• **Your instructions**
Below is a listing; copy all of it exactly.

:: Task data

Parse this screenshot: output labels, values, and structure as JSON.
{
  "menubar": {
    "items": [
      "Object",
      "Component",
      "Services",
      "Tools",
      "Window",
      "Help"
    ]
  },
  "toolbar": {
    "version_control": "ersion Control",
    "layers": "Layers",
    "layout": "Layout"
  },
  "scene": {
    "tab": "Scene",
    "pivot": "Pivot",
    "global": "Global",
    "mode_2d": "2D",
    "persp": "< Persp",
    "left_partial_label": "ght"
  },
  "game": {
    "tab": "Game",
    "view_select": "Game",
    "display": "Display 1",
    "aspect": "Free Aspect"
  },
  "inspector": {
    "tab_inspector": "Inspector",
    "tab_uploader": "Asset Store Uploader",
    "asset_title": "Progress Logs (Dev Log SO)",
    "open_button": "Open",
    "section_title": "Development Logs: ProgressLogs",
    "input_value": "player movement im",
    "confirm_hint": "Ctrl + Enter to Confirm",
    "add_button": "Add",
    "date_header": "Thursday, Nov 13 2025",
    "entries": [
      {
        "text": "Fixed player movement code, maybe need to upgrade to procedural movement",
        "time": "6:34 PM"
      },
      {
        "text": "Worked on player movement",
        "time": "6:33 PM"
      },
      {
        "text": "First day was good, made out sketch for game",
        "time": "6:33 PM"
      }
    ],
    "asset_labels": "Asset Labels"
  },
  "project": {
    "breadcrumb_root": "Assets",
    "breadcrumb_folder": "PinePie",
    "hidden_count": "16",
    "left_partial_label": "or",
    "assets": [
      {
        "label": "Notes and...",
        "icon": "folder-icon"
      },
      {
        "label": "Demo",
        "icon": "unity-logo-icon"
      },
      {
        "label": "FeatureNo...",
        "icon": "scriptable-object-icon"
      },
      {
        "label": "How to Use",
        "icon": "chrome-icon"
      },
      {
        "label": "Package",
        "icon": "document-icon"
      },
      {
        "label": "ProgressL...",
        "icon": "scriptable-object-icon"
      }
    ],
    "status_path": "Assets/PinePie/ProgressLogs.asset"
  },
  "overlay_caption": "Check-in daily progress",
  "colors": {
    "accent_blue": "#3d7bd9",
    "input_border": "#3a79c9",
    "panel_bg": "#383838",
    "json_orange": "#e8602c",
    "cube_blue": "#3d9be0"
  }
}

::::

• **Answer for this exercise**
Parse this screenshot: output labels, values, and structure as JSON.
{
  "menubar": {
    "items": [
      "Object",
      "Component",
      "Services",
      "Tools",
      "Window",
      "Help"
    ]
  },
  "toolbar": {
    "version_control": "ersion Control",
    "layers": "Layers",
    "layout": "Layout"
  },
  "scene": {
    "tab": "Scene",
    "pivot": "Pivot",
    "global": "Global",
    "mode_2d": "2D",
    "persp": "< Persp",
    "left_partial_label": "ght"
  },
  "game": {
    "tab": "Game",
    "view_select": "Game",
    "display": "Display 1",
    "aspect": "Free Aspect"
  },
  "inspector": {
    "tab_inspector": "Inspector",
    "tab_uploader": "Asset Store Uploader",
    "asset_title": "Progress Logs (Dev Log SO)",
    "open_button": "Open",
    "section_title": "Development Logs: ProgressLogs",
    "input_value": "player movement im",
    "confirm_hint": "Ctrl + Enter to Confirm",
    "add_button": "Add",
    "date_header": "Thursday, Nov 13 2025",
    "entries": [
      {
        "text": "Fixed player movement code, maybe need to upgrade to procedural movement",
        "time": "6:34 PM"
      },
      {
        "text": "Worked on player movement",
        "time": "6:33 PM"
      },
      {
        "text": "First day was good, made out sketch for game",
        "time": "6:33 PM"
      }
    ],
    "asset_labels": "Asset Labels"
  },
  "project": {
    "breadcrumb_root": "Assets",
    "breadcrumb_folder": "PinePie",
    "hidden_count": "16",
    "left_partial_label": "or",
    "assets": [
      {
        "label": "Notes and...",
        "icon": "folder-icon"
      },
      {
        "label": "Demo",
        "icon": "unity-logo-icon"
      },
      {
        "label": "FeatureNo...",
        "icon": "scriptable-object-icon"
      },
      {
        "label": "How to Use",
        "icon": "chrome-icon"
      },
      {
        "label": "Package",
        "icon": "document-icon"
      },
      {
        "label": "ProgressL...",
        "icon": "scriptable-object-icon"
      }
    ],
    "status_path": "Assets/PinePie/ProgressLogs.asset"
  },
  "overlay_caption": "Check-in daily progress",
  "colors": {
    "accent_blue": "#3d7bd9",
    "input_border": "#3a79c9",
    "panel_bg": "#383838",
    "json_orange": "#e8602c",
    "cube_blue": "#3d9be0"
  }
}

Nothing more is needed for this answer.